- [Saved entries]
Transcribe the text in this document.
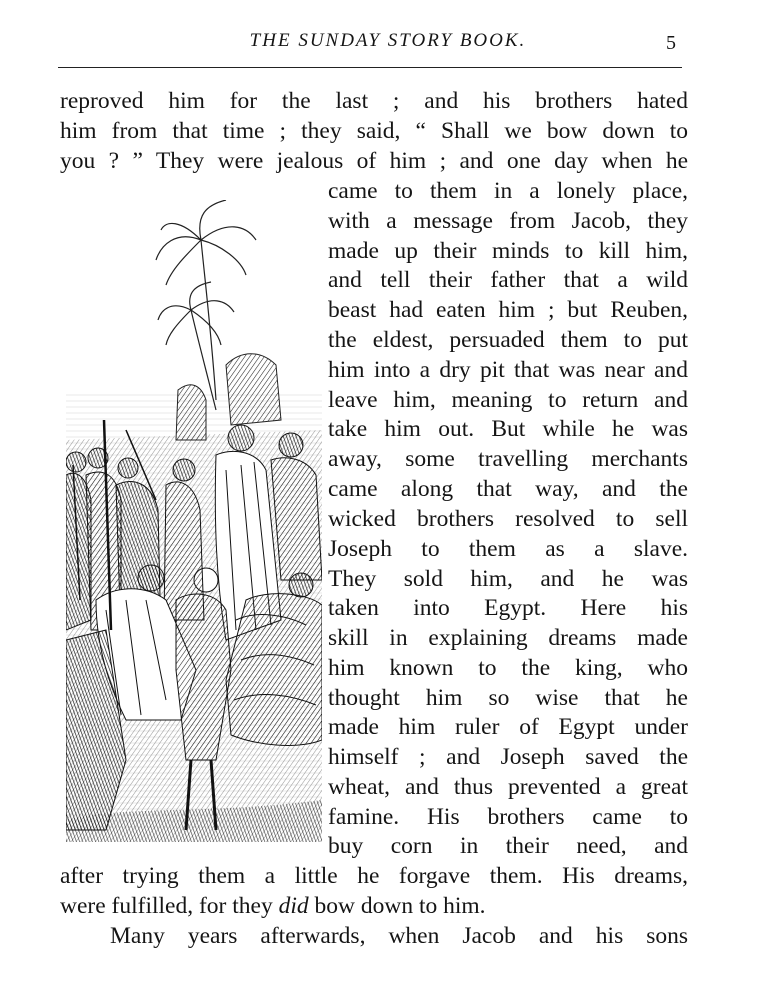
THE SUNDAY STORY BOOK.	5
reproved him for the last ; and his brothers hated
him from that time ; they said, “ Shall we bow down to
you ? ” They were jealous of him ; and one day when he
came to them in a lonely place,
with a message from Jacob, they
made up their minds to kill him,
and tell their father that a wild
beast had eaten him ; but Reuben,
the eldest, persuaded them to put
him into a dry pit that was near and
leave him, meaning to return and
take him out. But while he was
away, some travelling merchants
came along that way, and the
wicked brothers resolved to sell
Joseph to them as a slave.
They sold him, and he was
taken into Egypt. Here his
skill in explaining dreams made
him known to the king, who
thought him so wise that he
made him ruler of Egypt under
himself ; and Joseph saved the
wheat, and thus prevented a great
famine. His brothers came to
buy corn in their need, and
after trying them a little he forgave them. His dreams,
were fulfilled, for they did bow down to him.
Many years afterwards, when Jacob and his sons
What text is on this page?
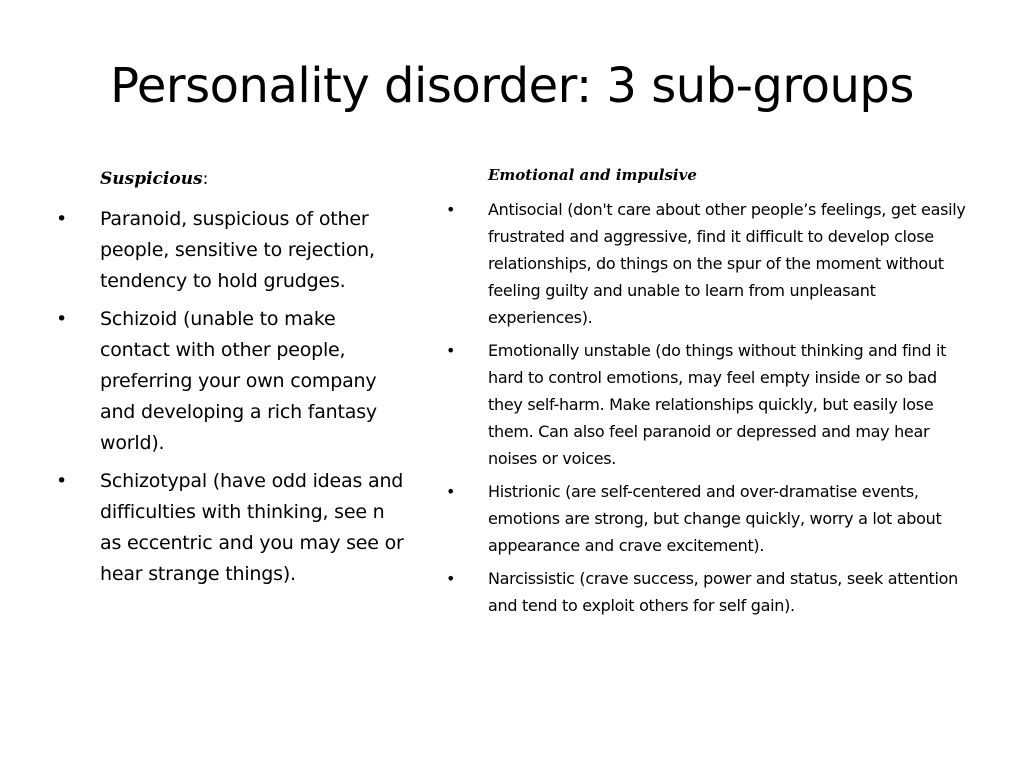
Personality disorder: 3 sub-groups

Suspicious:

•	Paranoid, suspicious of other people, sensitive to rejection, tendency to hold grudges.
•	Schizoid (unable to make contact with other people, preferring your own company and developing a rich fantasy world).
•	Schizotypal (have odd ideas and difficulties with thinking, see n as eccentric and you may see or hear strange things).

Emotional and impulsive

•	Antisocial (don't care about other people’s feelings, get easily frustrated and aggressive, find it difficult to develop close relationships, do things on the spur of the moment without feeling guilty and unable to learn from unpleasant experiences).
•	Emotionally unstable (do things without thinking and find it hard to control emotions, may feel empty inside or so bad they self-harm. Make relationships quickly, but easily lose them. Can also feel paranoid or depressed and may hear noises or voices.
•	Histrionic (are self-centered and over-dramatise events, emotions are strong, but change quickly, worry a lot about appearance and crave excitement).
•	Narcissistic (crave success, power and status, seek attention and tend to exploit others for self gain).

- [Exercise] Extract every line that has the string "things" in it.

- [Exercise solution]
•	Schizotypal (have odd ideas and difficulties with thinking, see n as eccentric and you may see or hear strange things).
•	Antisocial (don't care about other people’s feelings, get easily frustrated and aggressive, find it difficult to develop close relationships, do things on the spur of the moment without feeling guilty and unable to learn from unpleasant experiences).
•	Emotionally unstable (do things without thinking and find it hard to control emotions, may feel empty inside or so bad they self-harm. Make relationships quickly, but easily lose them. Can also feel paranoid or depressed and may hear noises or voices.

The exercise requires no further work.